» **YOUR INSTRUCTIONS**:
From the entries below, gather each line containing the word "повороте".

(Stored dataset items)
====================
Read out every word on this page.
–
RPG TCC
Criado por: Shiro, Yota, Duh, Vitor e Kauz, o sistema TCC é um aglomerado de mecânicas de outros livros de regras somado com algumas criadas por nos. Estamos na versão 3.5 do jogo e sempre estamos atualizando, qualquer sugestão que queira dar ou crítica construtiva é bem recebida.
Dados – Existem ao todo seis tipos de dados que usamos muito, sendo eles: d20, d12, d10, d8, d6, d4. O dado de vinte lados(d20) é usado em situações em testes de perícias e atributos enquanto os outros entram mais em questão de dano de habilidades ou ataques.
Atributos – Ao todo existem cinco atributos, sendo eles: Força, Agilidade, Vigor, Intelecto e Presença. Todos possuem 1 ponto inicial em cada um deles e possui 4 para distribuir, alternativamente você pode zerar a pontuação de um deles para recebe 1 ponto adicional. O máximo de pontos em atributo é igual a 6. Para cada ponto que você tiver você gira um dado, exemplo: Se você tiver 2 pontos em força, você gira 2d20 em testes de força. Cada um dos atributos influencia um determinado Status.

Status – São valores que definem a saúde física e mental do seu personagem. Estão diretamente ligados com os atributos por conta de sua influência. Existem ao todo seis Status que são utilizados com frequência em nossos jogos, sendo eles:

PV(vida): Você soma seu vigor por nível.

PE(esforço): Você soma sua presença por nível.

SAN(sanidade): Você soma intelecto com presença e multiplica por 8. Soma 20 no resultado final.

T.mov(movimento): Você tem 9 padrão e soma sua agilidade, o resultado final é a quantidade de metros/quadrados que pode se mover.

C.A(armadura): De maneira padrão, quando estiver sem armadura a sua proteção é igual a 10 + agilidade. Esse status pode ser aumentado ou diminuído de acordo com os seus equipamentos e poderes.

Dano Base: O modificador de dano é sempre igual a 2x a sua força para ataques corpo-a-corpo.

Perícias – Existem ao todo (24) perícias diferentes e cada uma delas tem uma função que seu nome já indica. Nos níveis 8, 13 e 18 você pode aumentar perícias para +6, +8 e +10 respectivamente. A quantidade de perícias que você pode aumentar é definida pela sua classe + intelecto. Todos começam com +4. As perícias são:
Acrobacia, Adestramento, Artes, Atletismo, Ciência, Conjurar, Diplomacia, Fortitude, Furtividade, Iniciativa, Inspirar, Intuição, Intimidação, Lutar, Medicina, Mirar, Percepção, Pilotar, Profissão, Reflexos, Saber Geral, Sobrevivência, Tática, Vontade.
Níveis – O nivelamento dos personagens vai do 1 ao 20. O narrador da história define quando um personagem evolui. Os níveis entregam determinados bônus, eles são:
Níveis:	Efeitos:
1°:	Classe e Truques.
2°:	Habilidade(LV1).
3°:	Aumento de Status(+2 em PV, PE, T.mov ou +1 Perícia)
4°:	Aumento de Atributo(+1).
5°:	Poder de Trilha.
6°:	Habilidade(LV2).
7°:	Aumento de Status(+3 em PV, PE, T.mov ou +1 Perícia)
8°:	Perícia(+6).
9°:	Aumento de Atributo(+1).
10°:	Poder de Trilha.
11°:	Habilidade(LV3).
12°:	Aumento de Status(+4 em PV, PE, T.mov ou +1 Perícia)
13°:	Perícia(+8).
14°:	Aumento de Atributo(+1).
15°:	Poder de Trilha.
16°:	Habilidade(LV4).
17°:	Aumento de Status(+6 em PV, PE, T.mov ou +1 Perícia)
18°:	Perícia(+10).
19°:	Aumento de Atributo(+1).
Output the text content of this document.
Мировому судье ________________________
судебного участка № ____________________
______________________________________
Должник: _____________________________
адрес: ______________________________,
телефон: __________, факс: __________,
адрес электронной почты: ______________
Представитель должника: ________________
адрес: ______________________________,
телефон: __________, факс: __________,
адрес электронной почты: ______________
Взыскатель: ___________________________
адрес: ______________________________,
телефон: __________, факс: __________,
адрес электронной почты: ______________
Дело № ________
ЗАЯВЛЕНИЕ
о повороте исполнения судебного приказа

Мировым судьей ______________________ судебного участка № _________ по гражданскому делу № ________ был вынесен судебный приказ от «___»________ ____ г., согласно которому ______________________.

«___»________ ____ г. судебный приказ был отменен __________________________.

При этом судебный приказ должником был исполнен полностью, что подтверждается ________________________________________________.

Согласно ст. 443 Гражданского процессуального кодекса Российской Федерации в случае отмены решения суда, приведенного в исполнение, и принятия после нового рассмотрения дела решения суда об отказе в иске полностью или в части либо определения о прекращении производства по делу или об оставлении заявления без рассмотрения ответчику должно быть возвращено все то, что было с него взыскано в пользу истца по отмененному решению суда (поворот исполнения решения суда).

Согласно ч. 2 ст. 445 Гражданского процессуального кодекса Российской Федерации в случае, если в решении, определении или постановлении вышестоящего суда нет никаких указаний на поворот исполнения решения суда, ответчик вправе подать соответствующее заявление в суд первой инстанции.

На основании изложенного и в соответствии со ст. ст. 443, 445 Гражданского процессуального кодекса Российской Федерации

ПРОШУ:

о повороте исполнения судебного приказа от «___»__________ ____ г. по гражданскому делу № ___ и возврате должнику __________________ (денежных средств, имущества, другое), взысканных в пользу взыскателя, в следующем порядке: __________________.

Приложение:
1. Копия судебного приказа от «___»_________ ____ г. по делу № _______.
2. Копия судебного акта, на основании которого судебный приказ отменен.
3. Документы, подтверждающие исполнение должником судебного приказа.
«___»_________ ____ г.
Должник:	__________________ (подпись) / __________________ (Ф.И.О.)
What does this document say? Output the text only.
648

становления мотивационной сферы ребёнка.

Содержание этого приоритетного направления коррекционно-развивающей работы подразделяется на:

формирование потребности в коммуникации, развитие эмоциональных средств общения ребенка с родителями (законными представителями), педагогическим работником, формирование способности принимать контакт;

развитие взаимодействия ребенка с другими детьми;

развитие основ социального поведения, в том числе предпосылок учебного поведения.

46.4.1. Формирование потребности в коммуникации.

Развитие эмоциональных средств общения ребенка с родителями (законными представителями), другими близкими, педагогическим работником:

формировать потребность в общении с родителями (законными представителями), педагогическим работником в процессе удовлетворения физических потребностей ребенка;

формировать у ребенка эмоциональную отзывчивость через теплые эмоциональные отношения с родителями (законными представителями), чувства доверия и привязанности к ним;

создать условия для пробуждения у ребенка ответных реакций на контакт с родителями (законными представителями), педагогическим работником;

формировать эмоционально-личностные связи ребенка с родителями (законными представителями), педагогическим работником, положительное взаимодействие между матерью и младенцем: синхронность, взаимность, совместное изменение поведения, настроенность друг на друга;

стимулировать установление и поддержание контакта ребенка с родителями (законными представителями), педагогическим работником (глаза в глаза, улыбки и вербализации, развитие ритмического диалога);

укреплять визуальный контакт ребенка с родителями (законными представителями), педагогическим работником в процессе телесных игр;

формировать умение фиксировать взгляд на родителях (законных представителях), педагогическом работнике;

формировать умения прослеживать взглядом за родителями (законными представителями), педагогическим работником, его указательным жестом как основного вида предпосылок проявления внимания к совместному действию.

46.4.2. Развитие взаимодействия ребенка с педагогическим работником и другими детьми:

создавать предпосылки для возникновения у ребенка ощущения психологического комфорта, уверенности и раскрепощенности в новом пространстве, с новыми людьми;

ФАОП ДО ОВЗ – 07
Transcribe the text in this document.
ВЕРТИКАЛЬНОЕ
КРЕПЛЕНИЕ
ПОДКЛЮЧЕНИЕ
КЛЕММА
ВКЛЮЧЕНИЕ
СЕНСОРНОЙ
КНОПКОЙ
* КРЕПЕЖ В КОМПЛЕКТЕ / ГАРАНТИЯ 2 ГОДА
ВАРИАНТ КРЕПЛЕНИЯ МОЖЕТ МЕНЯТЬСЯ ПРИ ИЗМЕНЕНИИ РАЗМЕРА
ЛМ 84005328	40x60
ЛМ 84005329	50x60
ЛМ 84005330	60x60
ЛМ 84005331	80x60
====================
» **TASK OUTPUT**:
о повороте исполнения судебного приказа
о повороте исполнения судебного приказа от «___»__________ ____ г. по гражданскому делу № ___ и возврате должнику __________________ (денежных средств, имущества, другое), взысканных в пользу взыскателя, в следующем порядке: __________________.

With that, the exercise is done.